[Begin]
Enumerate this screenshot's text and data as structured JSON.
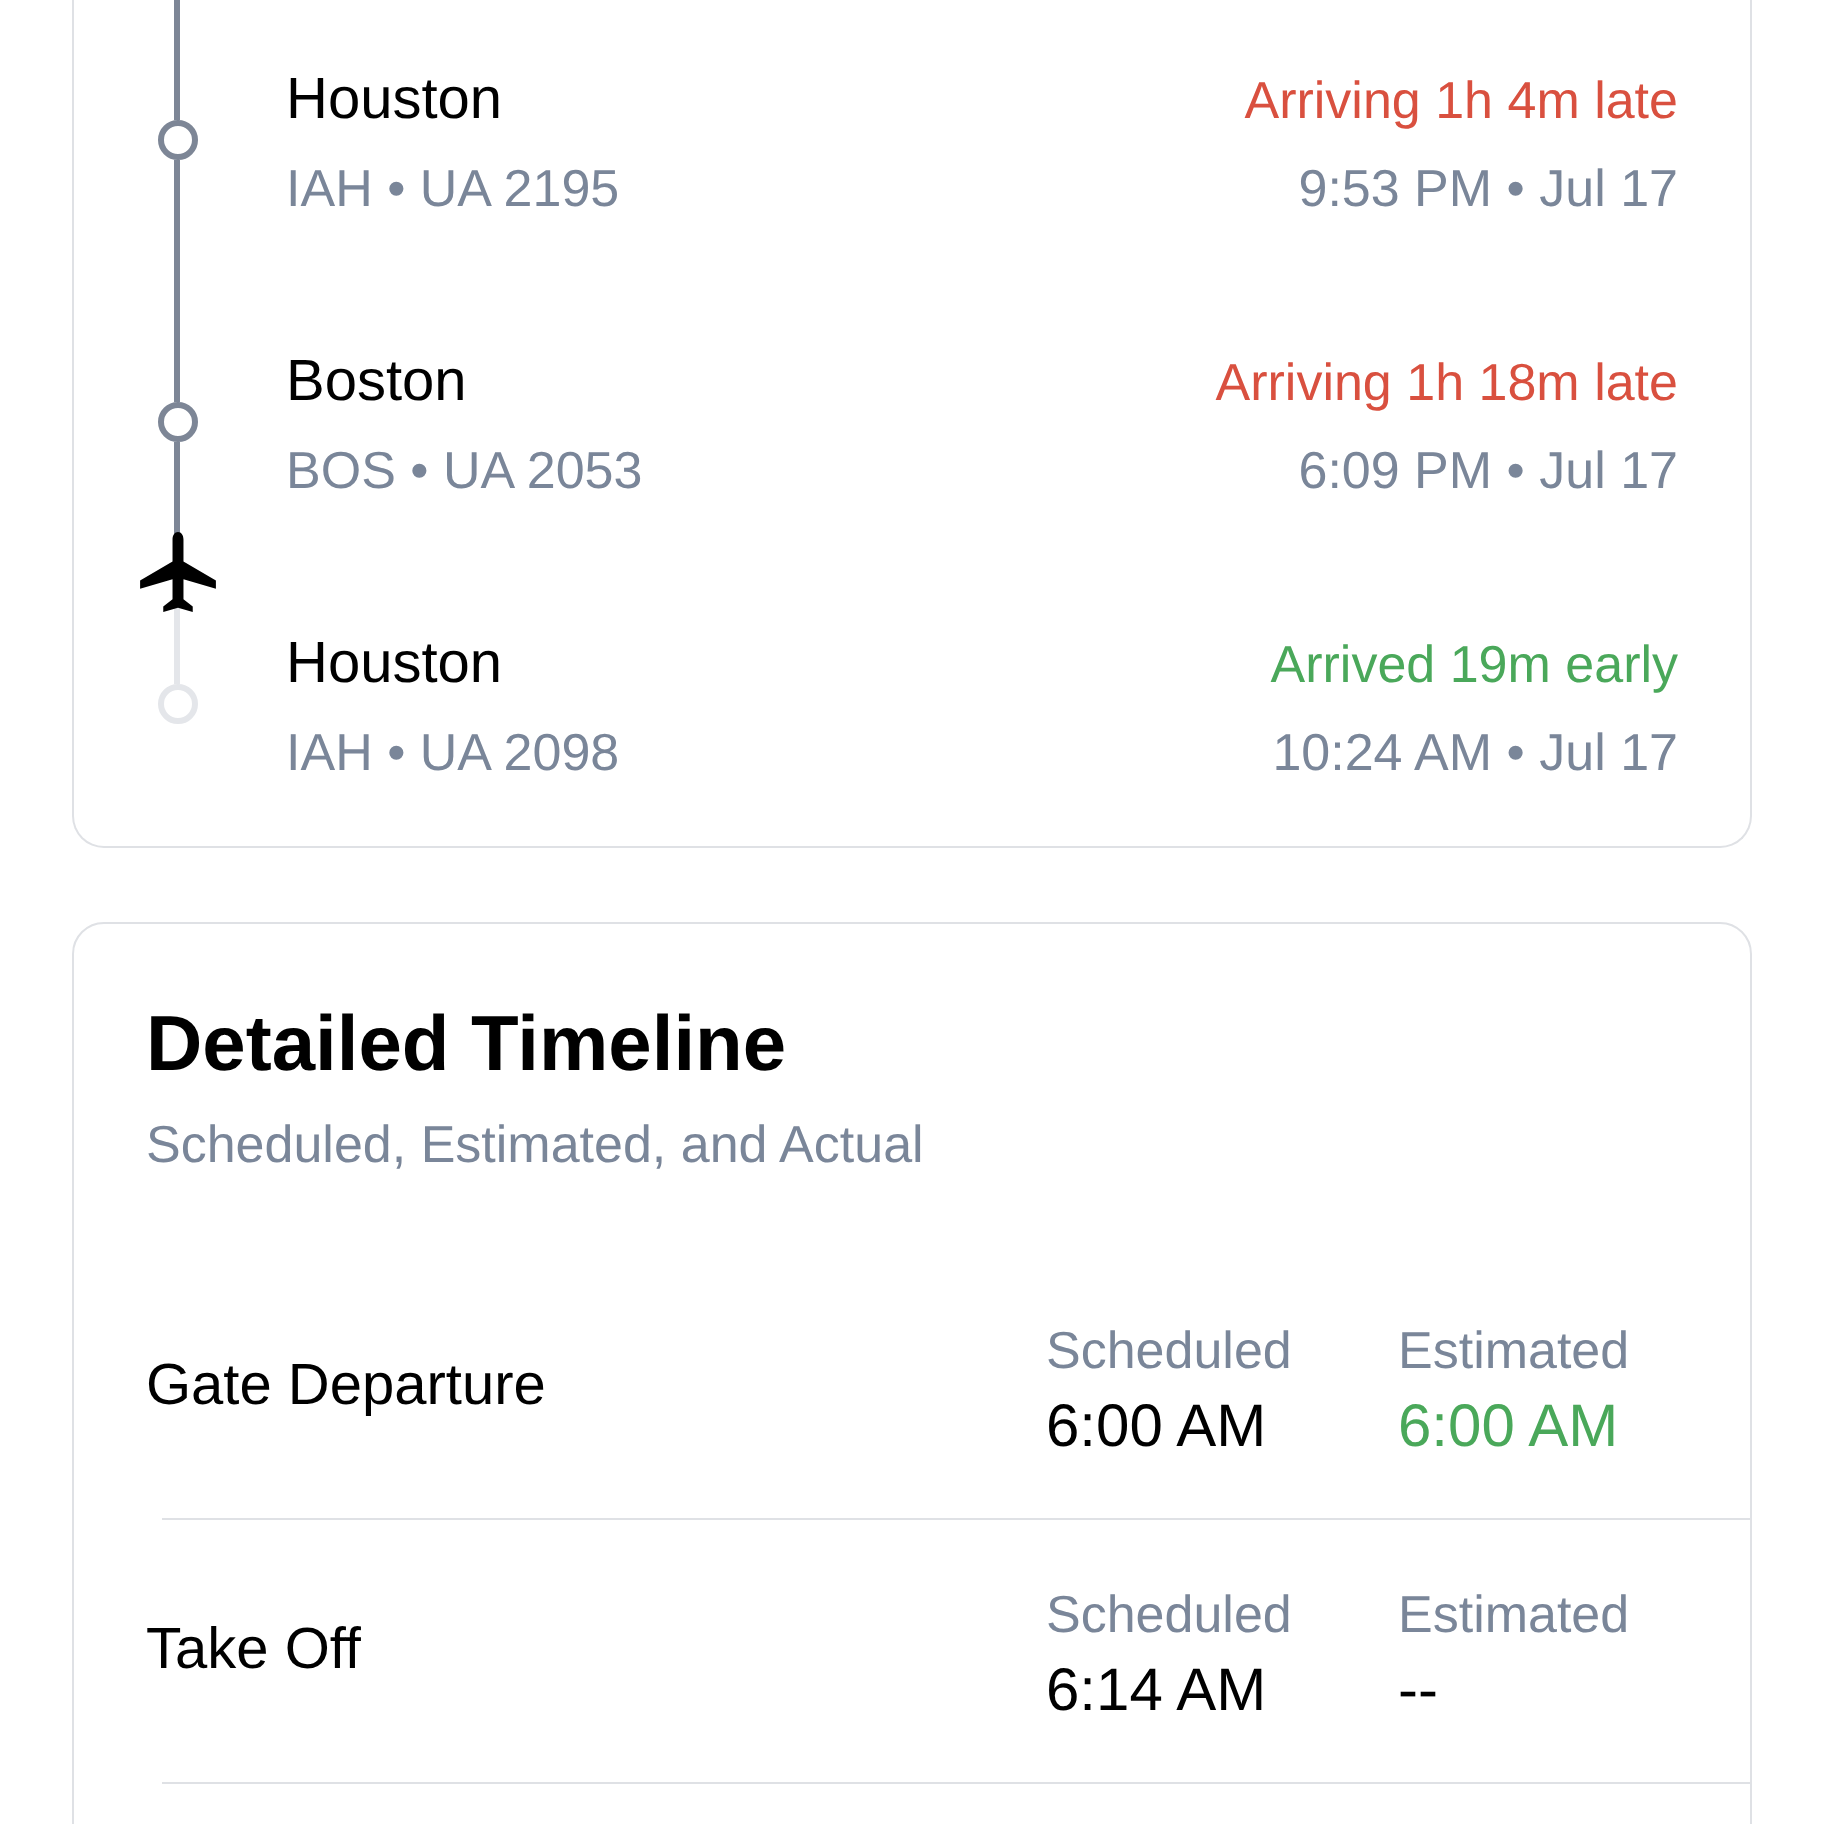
{
  "stops": [
    {
      "city": "Houston",
      "code": "IAH • UA 2195",
      "status": "Arriving 1h 4m late",
      "kind": "late",
      "time": "9:53 PM • Jul 17",
      "passed": true,
      "current": false
    },
    {
      "city": "Boston",
      "code": "BOS • UA 2053",
      "status": "Arriving 1h 18m late",
      "kind": "late",
      "time": "6:09 PM • Jul 17",
      "passed": true,
      "current": false
    },
    {
      "city": "Houston",
      "code": "IAH • UA 2098",
      "status": "Arrived 19m early",
      "kind": "early",
      "time": "10:24 AM • Jul 17",
      "passed": false,
      "current": true
    }
  ],
  "timeline": {
    "title": "Detailed Timeline",
    "subtitle": "Scheduled, Estimated, and Actual",
    "rows": [
      {
        "label": "Gate Departure",
        "columns": [
          {
            "heading": "Scheduled",
            "value": "6:00 AM",
            "kind": "plain"
          },
          {
            "heading": "Estimated",
            "value": "6:00 AM",
            "kind": "on_time"
          }
        ]
      },
      {
        "label": "Take Off",
        "columns": [
          {
            "heading": "Scheduled",
            "value": "6:14 AM",
            "kind": "plain"
          },
          {
            "heading": "Estimated",
            "value": "--",
            "kind": "plain"
          }
        ]
      }
    ]
  }
}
[End]
* **Stated exercise**: Select every line above that contains the word "label", and copy it.

* **Output for this task**:
        "label": "Gate Departure",
        "label": "Take Off",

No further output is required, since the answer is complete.